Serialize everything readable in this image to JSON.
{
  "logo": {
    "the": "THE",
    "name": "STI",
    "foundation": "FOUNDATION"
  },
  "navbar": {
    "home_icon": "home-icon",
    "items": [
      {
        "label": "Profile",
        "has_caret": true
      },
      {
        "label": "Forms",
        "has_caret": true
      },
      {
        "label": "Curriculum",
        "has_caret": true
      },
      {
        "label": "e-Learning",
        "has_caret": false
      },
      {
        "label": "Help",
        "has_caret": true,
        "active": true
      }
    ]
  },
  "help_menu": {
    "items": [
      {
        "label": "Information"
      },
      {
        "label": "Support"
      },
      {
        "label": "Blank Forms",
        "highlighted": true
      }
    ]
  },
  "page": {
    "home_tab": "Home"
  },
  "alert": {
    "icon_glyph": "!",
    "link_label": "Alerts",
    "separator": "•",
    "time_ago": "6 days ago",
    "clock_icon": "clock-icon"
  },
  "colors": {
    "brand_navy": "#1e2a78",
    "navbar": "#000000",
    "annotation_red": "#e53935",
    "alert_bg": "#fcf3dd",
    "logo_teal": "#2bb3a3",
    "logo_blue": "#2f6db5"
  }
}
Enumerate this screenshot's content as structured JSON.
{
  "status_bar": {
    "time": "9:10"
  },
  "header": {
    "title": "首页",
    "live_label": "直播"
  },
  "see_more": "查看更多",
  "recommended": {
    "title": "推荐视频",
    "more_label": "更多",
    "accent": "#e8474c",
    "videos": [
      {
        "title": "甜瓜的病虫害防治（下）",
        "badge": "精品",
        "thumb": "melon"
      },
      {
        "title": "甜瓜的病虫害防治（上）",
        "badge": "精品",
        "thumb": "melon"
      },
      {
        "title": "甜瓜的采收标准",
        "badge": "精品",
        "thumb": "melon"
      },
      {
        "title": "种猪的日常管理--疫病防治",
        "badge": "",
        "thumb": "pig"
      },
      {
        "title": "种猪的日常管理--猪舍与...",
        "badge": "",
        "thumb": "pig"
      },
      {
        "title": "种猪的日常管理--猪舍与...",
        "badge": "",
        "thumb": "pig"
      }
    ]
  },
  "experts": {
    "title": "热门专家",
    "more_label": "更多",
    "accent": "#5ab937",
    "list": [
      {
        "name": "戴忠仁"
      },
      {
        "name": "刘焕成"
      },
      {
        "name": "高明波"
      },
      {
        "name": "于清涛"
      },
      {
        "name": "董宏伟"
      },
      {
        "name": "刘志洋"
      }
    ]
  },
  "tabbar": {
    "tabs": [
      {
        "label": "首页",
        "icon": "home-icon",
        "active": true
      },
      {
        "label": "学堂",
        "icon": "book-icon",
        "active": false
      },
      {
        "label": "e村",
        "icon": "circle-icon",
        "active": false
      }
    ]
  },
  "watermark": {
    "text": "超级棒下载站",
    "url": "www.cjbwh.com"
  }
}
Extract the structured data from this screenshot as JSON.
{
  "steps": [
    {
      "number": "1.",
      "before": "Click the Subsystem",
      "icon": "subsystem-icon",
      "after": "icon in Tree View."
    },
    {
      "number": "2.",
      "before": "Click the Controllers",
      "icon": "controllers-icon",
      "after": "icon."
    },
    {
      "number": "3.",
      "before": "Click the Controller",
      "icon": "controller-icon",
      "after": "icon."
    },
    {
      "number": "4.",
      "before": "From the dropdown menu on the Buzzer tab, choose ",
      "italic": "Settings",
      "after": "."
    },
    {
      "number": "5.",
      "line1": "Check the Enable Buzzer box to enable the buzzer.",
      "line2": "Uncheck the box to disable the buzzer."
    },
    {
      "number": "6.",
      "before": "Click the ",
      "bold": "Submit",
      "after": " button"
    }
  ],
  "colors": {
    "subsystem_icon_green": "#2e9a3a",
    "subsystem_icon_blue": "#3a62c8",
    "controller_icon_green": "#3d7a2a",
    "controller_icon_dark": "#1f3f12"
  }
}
_ _ _ _
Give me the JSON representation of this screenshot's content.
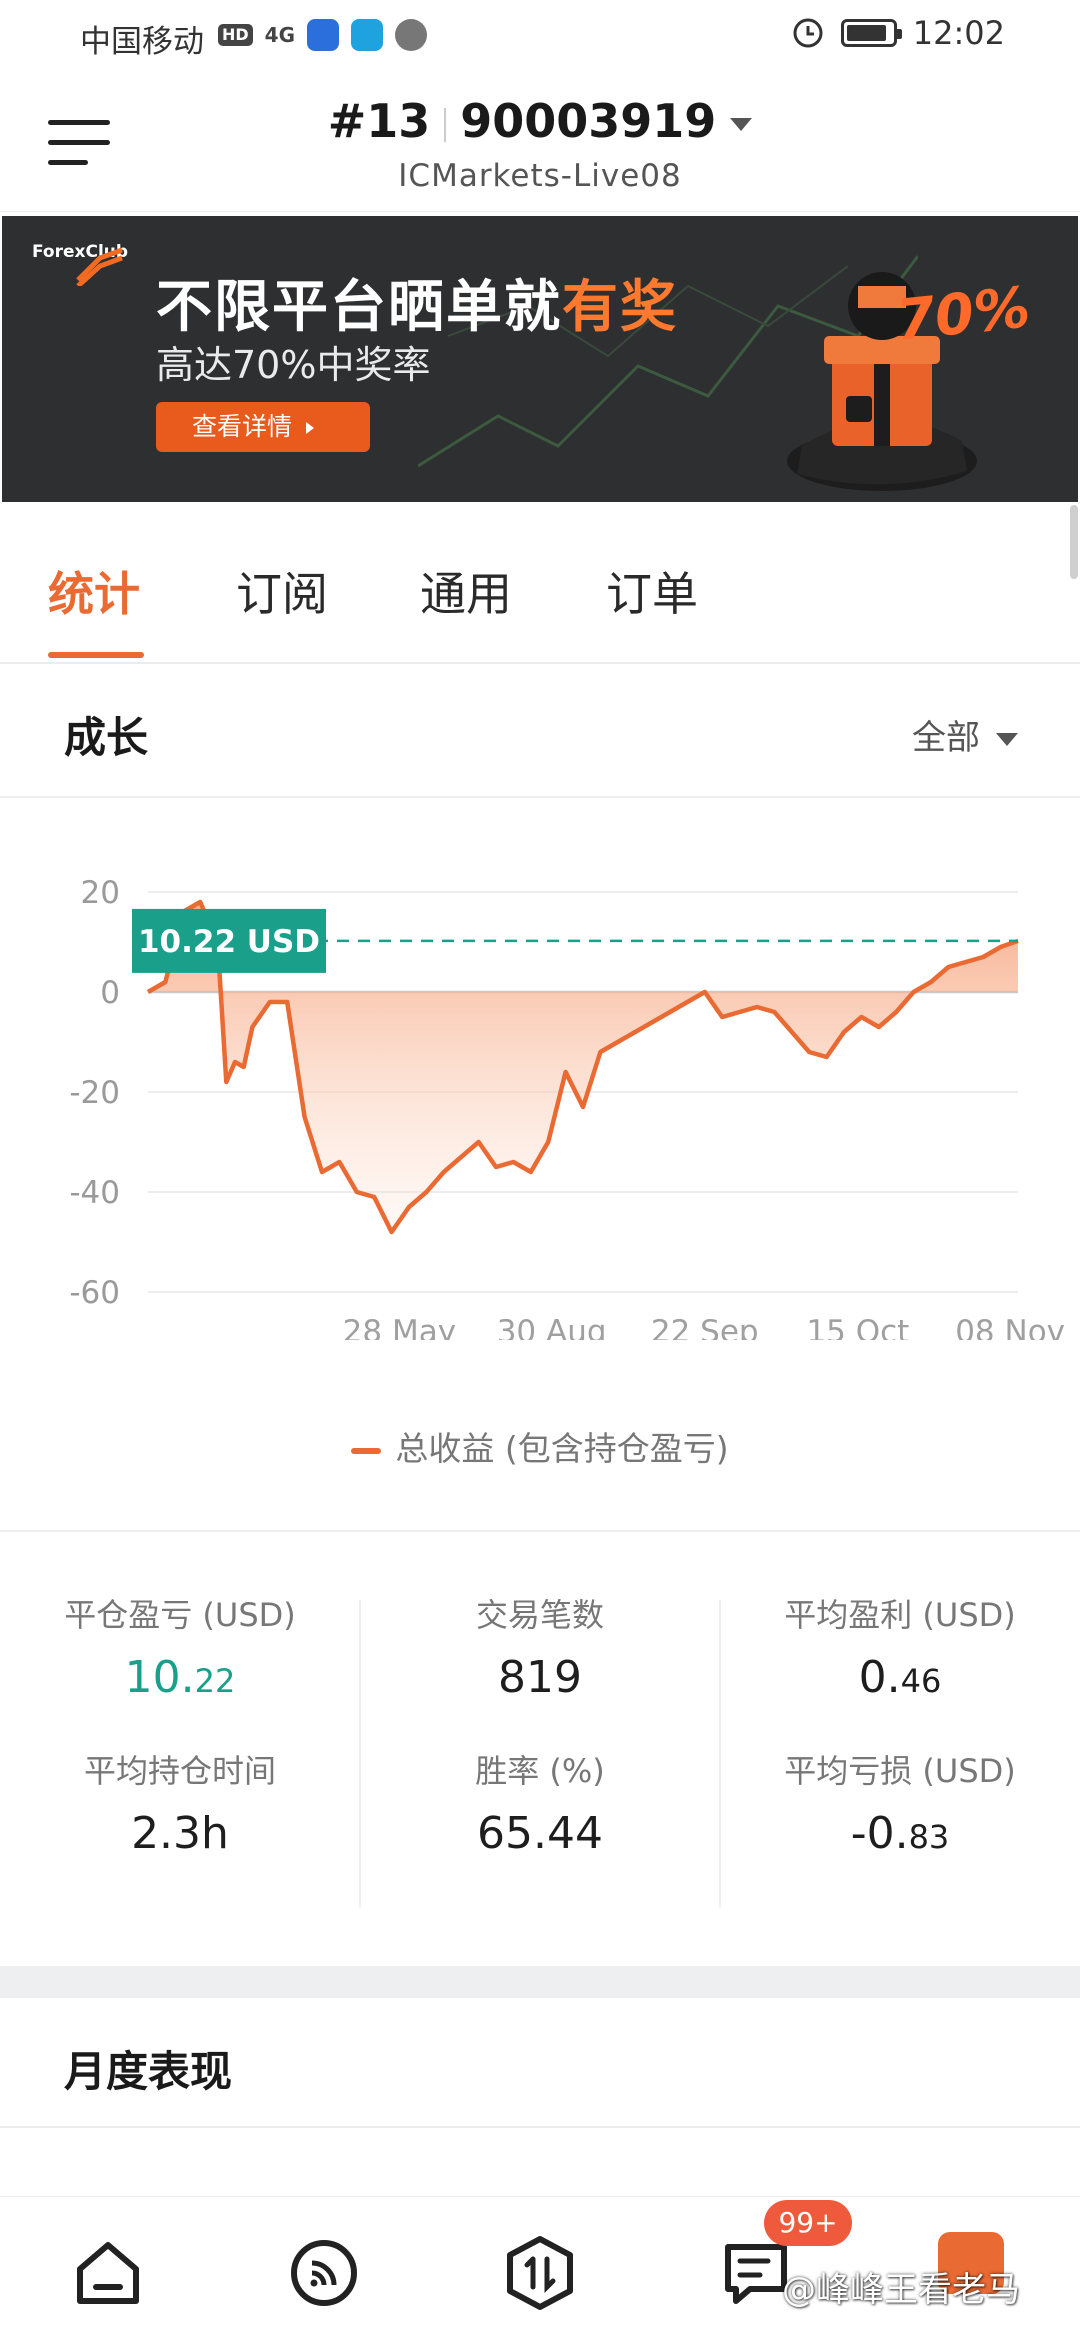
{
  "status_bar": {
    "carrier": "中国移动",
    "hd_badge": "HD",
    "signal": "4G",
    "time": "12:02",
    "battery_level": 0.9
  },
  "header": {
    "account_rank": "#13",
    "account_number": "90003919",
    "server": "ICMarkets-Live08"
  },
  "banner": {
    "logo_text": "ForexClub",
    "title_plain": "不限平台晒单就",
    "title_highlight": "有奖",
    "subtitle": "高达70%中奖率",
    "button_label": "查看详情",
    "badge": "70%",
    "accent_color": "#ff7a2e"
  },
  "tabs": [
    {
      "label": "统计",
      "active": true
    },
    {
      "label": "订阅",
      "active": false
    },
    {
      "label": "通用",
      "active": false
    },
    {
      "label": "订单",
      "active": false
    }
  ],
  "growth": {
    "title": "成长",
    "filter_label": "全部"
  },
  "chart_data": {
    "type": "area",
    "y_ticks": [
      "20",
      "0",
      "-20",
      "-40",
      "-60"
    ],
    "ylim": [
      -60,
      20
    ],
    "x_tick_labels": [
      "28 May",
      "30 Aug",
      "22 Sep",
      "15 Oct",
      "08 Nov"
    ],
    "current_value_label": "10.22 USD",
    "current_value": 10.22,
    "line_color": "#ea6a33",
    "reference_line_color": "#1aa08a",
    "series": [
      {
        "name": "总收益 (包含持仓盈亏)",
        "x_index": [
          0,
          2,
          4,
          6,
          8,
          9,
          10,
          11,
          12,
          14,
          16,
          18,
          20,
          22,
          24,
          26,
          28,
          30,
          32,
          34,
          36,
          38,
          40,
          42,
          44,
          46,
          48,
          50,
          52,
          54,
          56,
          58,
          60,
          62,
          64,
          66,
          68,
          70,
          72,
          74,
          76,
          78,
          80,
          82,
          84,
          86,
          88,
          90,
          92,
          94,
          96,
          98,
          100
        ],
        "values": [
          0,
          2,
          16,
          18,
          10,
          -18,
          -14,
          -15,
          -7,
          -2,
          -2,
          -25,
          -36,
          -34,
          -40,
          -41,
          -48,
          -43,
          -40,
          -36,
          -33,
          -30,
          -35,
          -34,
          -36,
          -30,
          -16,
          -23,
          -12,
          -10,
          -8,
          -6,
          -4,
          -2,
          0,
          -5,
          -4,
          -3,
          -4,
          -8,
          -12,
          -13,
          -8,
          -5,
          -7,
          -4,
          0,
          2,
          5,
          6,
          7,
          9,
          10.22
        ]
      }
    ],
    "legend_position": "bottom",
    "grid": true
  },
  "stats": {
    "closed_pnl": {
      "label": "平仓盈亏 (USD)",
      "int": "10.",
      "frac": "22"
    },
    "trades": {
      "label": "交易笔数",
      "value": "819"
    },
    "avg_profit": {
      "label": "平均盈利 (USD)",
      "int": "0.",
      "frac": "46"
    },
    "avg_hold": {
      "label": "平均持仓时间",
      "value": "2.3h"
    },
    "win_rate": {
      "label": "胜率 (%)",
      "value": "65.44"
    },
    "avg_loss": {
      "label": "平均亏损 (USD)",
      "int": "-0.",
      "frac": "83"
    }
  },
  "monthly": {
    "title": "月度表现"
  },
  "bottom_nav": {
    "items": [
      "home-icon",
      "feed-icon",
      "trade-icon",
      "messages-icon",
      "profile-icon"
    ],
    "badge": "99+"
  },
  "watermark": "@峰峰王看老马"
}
_ _ _ _
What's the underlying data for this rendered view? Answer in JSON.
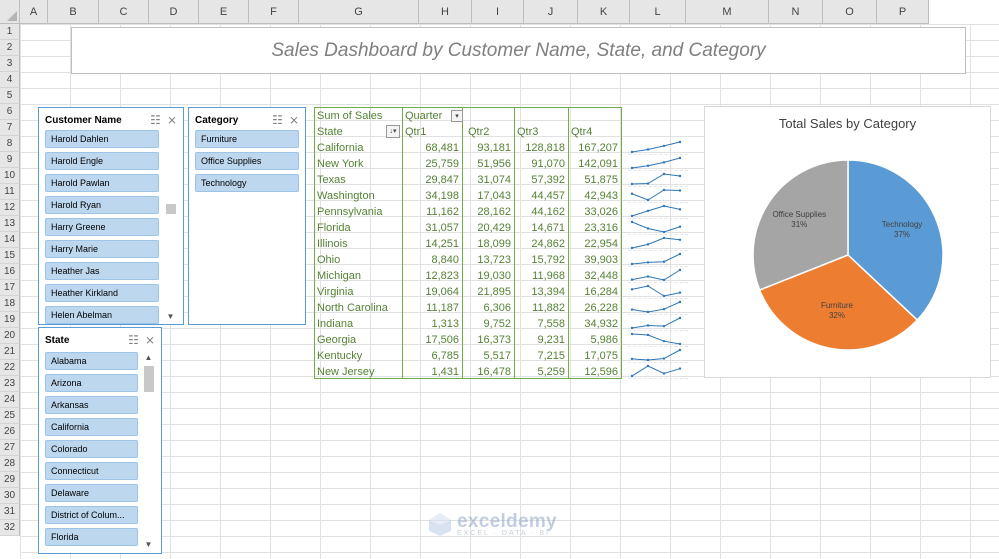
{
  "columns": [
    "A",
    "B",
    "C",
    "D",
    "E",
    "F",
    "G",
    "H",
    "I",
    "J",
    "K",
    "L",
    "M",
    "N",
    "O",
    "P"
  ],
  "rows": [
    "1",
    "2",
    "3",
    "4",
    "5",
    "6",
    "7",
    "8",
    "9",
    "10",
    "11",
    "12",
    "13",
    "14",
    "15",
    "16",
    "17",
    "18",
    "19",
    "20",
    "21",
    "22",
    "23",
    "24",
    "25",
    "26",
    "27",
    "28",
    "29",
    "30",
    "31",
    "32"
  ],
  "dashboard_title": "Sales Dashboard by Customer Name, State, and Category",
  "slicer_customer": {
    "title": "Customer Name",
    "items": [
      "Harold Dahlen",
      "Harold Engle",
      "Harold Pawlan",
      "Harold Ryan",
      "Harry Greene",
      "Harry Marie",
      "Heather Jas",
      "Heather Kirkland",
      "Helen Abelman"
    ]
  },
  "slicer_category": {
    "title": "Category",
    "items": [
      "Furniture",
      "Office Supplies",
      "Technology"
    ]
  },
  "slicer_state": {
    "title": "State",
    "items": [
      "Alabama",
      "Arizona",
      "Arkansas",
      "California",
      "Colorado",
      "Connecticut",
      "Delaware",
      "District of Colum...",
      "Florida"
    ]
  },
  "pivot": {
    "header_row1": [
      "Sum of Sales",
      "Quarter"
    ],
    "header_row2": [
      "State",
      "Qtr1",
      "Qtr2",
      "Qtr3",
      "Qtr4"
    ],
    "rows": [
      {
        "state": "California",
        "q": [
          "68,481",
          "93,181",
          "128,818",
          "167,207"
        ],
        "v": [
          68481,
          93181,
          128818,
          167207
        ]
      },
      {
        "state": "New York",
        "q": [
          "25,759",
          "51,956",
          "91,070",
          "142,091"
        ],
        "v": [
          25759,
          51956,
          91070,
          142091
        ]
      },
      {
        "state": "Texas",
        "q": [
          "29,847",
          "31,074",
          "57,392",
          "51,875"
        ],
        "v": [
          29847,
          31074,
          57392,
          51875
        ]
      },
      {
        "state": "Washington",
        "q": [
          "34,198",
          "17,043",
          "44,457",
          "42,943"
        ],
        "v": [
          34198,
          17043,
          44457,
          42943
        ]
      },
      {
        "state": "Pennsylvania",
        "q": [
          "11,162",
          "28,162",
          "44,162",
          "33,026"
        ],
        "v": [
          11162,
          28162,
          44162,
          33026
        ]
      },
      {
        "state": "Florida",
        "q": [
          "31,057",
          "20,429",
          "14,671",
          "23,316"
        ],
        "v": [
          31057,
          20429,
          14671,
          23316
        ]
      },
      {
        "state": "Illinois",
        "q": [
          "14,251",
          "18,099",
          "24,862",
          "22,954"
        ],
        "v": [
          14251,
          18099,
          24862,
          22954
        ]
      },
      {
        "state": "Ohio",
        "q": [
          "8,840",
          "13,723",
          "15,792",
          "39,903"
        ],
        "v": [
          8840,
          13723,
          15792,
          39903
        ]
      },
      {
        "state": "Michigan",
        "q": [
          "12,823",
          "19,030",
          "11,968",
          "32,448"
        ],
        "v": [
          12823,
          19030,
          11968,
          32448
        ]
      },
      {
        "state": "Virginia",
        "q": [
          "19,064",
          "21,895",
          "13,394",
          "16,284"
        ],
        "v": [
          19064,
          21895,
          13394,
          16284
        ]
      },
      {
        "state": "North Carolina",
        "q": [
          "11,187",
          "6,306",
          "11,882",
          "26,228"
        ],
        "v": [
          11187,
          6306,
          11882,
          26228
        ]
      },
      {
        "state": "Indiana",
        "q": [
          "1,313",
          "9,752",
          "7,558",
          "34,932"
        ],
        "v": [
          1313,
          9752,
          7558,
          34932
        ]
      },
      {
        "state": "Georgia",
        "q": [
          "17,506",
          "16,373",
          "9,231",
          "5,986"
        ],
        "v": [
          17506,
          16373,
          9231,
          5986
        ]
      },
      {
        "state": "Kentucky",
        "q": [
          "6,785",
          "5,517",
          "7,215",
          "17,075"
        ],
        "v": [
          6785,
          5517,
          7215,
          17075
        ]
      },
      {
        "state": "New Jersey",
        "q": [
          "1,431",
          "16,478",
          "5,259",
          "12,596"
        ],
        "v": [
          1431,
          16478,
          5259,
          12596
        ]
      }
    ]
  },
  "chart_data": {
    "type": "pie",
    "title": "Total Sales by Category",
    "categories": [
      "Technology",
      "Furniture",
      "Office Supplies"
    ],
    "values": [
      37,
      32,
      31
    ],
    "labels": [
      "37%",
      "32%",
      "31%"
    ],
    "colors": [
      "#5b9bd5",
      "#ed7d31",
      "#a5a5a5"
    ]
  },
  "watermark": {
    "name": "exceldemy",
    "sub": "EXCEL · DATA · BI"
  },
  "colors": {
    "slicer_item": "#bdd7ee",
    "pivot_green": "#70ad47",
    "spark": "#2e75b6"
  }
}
_ _ _ _
Which lines include the word "screenshot"? List them all.

Result of the task:
Enumerate this screenshot's content as structured JSON.
Extract the structured data from this screenshot as JSON.
Give me the JSON representation of this screenshot's content.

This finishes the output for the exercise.